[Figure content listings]
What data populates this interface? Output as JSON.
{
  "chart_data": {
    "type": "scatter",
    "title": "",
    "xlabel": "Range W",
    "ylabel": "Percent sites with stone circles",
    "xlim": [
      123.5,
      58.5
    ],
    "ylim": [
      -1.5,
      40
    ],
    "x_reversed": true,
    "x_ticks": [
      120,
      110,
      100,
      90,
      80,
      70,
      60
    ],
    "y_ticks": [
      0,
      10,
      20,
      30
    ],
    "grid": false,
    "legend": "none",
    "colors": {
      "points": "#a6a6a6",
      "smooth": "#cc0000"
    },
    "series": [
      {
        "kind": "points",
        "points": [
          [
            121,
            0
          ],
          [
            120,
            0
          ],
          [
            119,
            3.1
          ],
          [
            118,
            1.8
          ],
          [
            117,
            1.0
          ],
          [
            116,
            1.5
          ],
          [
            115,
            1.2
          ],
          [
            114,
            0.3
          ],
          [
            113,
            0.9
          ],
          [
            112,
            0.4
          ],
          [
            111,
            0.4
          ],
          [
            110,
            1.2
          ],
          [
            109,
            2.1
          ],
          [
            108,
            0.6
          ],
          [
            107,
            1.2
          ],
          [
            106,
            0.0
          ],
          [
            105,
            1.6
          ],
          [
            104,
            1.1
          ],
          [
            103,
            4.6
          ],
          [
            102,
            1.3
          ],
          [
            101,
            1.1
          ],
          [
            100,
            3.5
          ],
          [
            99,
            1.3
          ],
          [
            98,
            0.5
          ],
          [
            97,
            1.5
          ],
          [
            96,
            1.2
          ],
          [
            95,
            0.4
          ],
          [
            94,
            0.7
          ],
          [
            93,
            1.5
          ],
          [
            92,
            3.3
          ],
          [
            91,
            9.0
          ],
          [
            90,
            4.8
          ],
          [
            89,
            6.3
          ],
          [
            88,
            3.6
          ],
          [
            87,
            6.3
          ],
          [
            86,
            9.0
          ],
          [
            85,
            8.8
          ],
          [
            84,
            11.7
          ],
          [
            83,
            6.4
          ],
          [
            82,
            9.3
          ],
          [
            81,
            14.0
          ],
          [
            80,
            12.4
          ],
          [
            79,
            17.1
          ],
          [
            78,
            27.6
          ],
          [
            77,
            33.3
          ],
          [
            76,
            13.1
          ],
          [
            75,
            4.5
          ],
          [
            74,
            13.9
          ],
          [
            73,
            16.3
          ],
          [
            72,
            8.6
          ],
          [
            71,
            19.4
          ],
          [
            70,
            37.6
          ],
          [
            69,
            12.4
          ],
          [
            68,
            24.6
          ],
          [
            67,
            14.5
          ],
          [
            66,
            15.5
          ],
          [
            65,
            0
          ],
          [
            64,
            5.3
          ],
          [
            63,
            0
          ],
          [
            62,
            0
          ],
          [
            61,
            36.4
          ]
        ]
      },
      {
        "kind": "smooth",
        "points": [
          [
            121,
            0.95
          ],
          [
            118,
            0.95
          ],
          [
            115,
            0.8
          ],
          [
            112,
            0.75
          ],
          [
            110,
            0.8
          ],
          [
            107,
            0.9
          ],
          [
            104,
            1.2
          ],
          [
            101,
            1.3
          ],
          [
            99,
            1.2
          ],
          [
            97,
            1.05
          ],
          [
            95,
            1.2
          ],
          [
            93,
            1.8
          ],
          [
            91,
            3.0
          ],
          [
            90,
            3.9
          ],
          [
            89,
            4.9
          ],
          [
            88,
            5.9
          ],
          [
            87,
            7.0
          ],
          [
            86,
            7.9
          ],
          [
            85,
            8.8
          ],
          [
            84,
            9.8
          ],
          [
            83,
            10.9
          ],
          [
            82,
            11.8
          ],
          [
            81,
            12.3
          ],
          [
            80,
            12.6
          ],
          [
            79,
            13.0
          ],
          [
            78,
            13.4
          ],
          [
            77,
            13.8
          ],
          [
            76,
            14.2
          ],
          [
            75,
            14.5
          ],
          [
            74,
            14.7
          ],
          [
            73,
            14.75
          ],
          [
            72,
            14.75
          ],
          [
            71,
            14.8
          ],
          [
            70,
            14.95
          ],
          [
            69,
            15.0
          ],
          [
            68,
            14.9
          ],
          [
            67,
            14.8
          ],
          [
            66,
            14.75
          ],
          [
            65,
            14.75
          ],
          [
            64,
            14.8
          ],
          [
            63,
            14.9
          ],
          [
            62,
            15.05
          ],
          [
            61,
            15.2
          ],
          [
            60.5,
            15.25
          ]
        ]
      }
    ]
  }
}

Exercise prompt: Take every line from the data that contains the word "points".

Result of the task:
      "points": "#a6a6a6",
        "kind": "points",
        "points": [
        "points": [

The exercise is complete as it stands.